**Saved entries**
....

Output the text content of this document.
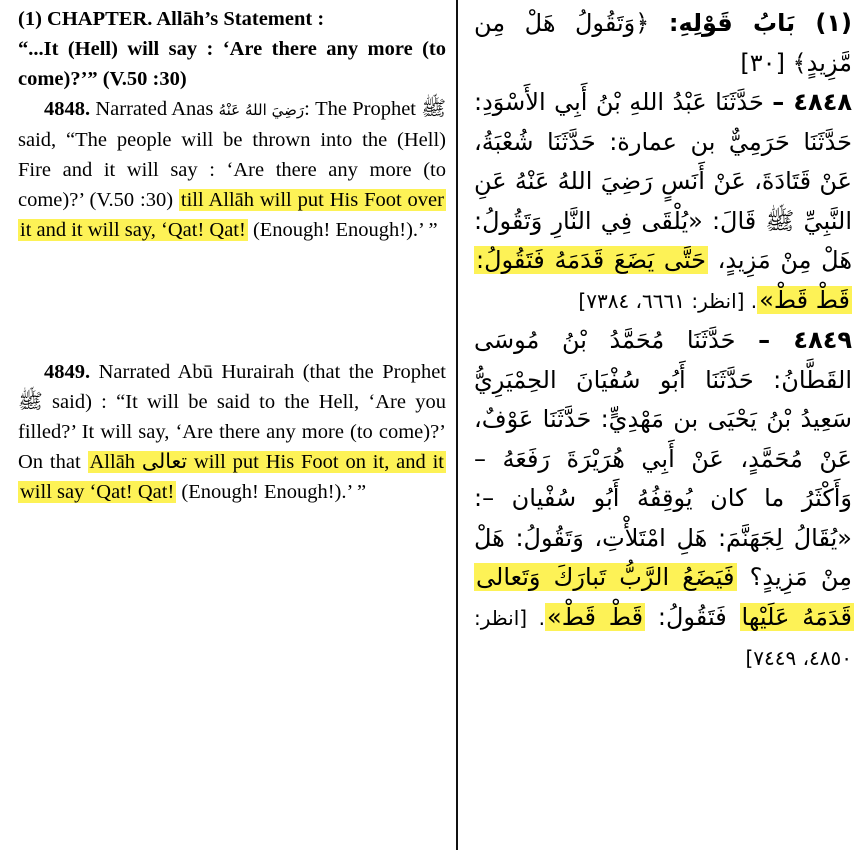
(1) CHAPTER. Allāh’s Statement :
“...It (Hell) will say : ‘Are there any more (to come)?’” (V.50 :30)

4848. Narrated Anas رَضِيَ اللهُ عَنْهُ: The Prophet ﷺ said, “The people will be thrown into the (Hell) Fire and it will say : ‘Are there any more (to come)?’ (V.50 :30) till Allāh will put His Foot over it and it will say, ‘Qat! Qat! (Enough! Enough!).’ ”

4849. Narrated Abū Hurairah (that the Prophet ﷺ said) : “It will be said to the Hell, ‘Are you filled?’ It will say, ‘Are there any more (to come)?’ On that Allāh تعالى will put His Foot on it, and it will say ‘Qat! Qat! (Enough! Enough!).’ ”

(١) بَابُ قَوْلِهِ: ﴿وَتَقُولُ هَلْ مِن مَّزِيدٍ﴾ [٣٠]

٤٨٤٨ – حَدَّثَنَا عَبْدُ اللهِ بْنُ أَبِي الأَسْوَدِ: حَدَّثَنَا حَرَمِيٌّ بن عمارة: حَدَّثَنَا شُعْبَةُ، عَنْ قَتَادَةَ، عَنْ أَنَسٍ رَضِيَ اللهُ عَنْهُ عَنِ النَّبِيِّ ﷺ قَالَ: «يُلْقَى فِي النَّارِ وَتَقُولُ: هَلْ مِنْ مَزِيدٍ، حَتَّى يَضَعَ قَدَمَهُ فَتَقُولُ: قَطْ قَطْ». [انظر: ٦٦٦١، ٧٣٨٤]

٤٨٤٩ – حَدَّثَنَا مُحَمَّدُ بْنُ مُوسَى القَطَّانُ: حَدَّثَنَا أَبُو سُفْيَانَ الحِمْيَرِيُّ سَعِيدُ بْنُ يَحْيَى بن مَهْدِيٍّ: حَدَّثَنَا عَوْفٌ، عَنْ مُحَمَّدٍ، عَنْ أَبِي هُرَيْرَةَ رَفَعَهُ – وَأَكْثَرُ ما كان يُوقِفُهُ أَبُو سُفْيان –: «يُقَالُ لِجَهَنَّمَ: هَلِ امْتَلأْتِ، وَتَقُولُ: هَلْ مِنْ مَزِيدٍ؟ فَيَضَعُ الرَّبُّ تَبارَكَ وَتَعالى قَدَمَهُ عَلَيْها فَتَقُولُ: قَطْ قَطْ». [انظر: ٤٨٥٠، ٧٤٤٩]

....

**Your objective**
Collect each line of the entries that has the word "Enough", copying it in full.

**Answer to the task**
4848. Narrated Anas رَضِيَ اللهُ عَنْهُ: The Prophet ﷺ said, “The people will be thrown into the (Hell) Fire and it will say : ‘Are there any more (to come)?’ (V.50 :30) till Allāh will put His Foot over it and it will say, ‘Qat! Qat! (Enough! Enough!).’ ”
4849. Narrated Abū Hurairah (that the Prophet ﷺ said) : “It will be said to the Hell, ‘Are you filled?’ It will say, ‘Are there any more (to come)?’ On that Allāh تعالى will put His Foot on it, and it will say ‘Qat! Qat! (Enough! Enough!).’ ”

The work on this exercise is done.